#### [SOURCE DOCUMENT]
──────────
The NAACP estimates that 71% of Black Americans live in counties in violation of federal air pollution standards.
Those communities often have worse health outcomes and higher rates of asthma and cancer, an issue that has become more pronounced as the COVID-19 respiratory illness has added another threat.
‘Free pass to polluters’
The Trump administration has pushed to expedite reviews of infrastructure projects during the coronavirus pandemic and waived some enforcement of pollution laws — a move that advocates are afraid could further harm communities that live near the projects.
Trump signed an executive order earlier this month that allows infrastructure projects to sidestep some requirements of the National Environmental Policy Act, one of the nation’s bedrock environmental laws. NEPA requires public input and reviews of projects’ potential effects on the environment. The White House invoked emergency authorities to expedite projects and skip the reviews.
The changes could lead to rapid approval of highways, larger oil and gas projects and pipelines.
“We are gravely concerned with the lift on environmental reviews,” said Tim Cywinski of the Virginia Chapter of the Sierra Club. “Trump is exploiting this crisis as an excuse to give a free pass to polluters.”
The EPA also implemented a temporary policy to relax some of the reporting and monitoring requirements usually required under the clean air and water laws.
Georgia Republican U.S. Rep. Buddy Carter said he thinks the temporary policy has been “somewhat misrepresented.” The EPA “has continued to enforce our nation’s environmental laws and work with federal, state, and tribal communities,” Carter said at the hearing in the House Energy & Commerce Committee last week.
──────────
#### [DATASET CONTENT]
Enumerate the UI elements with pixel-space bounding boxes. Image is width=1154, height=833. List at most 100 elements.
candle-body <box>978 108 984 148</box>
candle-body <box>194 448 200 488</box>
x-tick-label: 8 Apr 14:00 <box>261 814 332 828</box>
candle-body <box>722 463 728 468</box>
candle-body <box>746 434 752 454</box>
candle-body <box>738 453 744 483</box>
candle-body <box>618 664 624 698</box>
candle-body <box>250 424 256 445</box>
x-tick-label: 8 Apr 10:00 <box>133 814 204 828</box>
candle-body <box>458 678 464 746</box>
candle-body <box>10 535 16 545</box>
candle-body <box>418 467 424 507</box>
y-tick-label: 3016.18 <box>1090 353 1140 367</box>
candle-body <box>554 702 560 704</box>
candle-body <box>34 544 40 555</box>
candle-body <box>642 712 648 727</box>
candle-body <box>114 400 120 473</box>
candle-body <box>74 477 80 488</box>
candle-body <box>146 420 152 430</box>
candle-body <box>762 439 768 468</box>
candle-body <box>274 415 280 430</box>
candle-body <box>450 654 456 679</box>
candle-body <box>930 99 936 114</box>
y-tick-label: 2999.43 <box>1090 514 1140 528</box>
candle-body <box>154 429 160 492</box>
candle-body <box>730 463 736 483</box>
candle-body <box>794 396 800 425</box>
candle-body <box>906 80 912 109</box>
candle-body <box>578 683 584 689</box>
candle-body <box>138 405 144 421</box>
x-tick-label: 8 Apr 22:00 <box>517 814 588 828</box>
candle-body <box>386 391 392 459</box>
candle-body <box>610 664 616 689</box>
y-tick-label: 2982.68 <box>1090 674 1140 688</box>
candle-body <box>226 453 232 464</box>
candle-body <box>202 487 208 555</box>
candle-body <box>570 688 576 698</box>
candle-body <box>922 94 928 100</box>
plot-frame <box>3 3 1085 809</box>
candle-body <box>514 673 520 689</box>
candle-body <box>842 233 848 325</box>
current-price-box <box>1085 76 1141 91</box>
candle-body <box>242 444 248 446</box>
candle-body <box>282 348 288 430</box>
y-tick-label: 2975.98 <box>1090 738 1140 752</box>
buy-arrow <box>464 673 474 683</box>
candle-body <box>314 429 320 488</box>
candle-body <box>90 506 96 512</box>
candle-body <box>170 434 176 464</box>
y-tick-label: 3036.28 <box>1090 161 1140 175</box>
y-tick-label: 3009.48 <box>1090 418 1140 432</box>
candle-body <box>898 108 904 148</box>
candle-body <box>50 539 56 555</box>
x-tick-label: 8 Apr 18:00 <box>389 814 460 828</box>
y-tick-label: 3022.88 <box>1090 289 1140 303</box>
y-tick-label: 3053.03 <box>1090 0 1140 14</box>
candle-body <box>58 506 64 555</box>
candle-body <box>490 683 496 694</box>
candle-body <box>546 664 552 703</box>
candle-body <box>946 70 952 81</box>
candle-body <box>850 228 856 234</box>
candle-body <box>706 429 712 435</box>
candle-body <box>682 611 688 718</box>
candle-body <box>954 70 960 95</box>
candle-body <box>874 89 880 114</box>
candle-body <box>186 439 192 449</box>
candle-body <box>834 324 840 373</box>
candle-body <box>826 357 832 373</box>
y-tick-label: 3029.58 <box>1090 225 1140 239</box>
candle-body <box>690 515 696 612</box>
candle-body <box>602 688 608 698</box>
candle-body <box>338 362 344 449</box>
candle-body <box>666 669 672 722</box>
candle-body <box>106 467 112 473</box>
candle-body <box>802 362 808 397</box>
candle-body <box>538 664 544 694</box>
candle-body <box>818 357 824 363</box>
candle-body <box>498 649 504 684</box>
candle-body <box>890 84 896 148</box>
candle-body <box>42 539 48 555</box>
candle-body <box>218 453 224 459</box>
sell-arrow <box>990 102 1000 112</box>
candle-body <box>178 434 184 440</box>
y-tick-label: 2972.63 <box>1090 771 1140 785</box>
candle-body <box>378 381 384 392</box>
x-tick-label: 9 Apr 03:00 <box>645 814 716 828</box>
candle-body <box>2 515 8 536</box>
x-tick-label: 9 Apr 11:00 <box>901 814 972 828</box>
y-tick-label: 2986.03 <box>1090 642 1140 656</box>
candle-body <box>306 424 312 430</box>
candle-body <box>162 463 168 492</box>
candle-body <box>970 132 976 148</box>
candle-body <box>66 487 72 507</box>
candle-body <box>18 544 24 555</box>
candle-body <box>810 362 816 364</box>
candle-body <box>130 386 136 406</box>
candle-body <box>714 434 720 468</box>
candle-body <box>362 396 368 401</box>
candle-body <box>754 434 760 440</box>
──────────
#### [WORK TASK A]
According to the article on pollution rules, what share of Black Americans live in counties that violate federal air pollution standards?
#### [WORK TASK B]
Using the article on pollution rules, explain why the health problems in those communities have become more pronounced.
#### [WORK TASK C]
Write the next part of the article on pollution rules, picking up after its last sentence.

#### [TASK RESPONSE A]
71%, according to an NAACP estimate.

#### [TASK RESPONSE B]
These communities already tend to have worse health outcomes and higher rates of asthma and cancer. COVID-19, a respiratory illness, has added another threat on top of that.

#### [TASK RESPONSE C]
House Democrats who lead the committees that oversee EPA sent a letter to Administrator Andrew Wheeler last week asking him to review whether any industries polluted as a result of the policy.
The EPA has not publicly reported on pollution levels during the pandemic. But the agency says air quality is improving in the United States overall. In an air quality report the agency sent to Congress on June 8, Wheeler said that average concentrations are down to some of the lowest levels on record in 2019.
‘The deck is stacked against us’
Several recent studies have highlighted the effects of polluting infrastructure near Black, Latino and Native American Communities.
A study from EPA in 2018 found nationwide disparities in air pollution — with Black Americans experiencing higher levels of air pollution than whites and disparities more pronounced for Blacks than on the basis of poverty. Another study from the National Institute of Health in 2011 found that communities of color and low-income populations are disproportionately exposed to chemical releases.
And a study published last year in the Proceedings of the National Academies of Sciences found “pollution inequity”: that Black Americans are typically exposed to 56% more pollution than they produce. By contrast, the researchers concluded that white people are typically exposed to less pollution than they produce through consumption and daily activities.
“At every turn the deck is stacked against us,” said Jacqueline Patterson, Director of the NAACP Environmental and Climate Justice Program.
“The same systemic inequities that make certain populations differentially vulnerable to various impacts from the COVID-19 pandemic are the same systemic inequities that comprise the root causes driving environmental injustice,” Patterson said.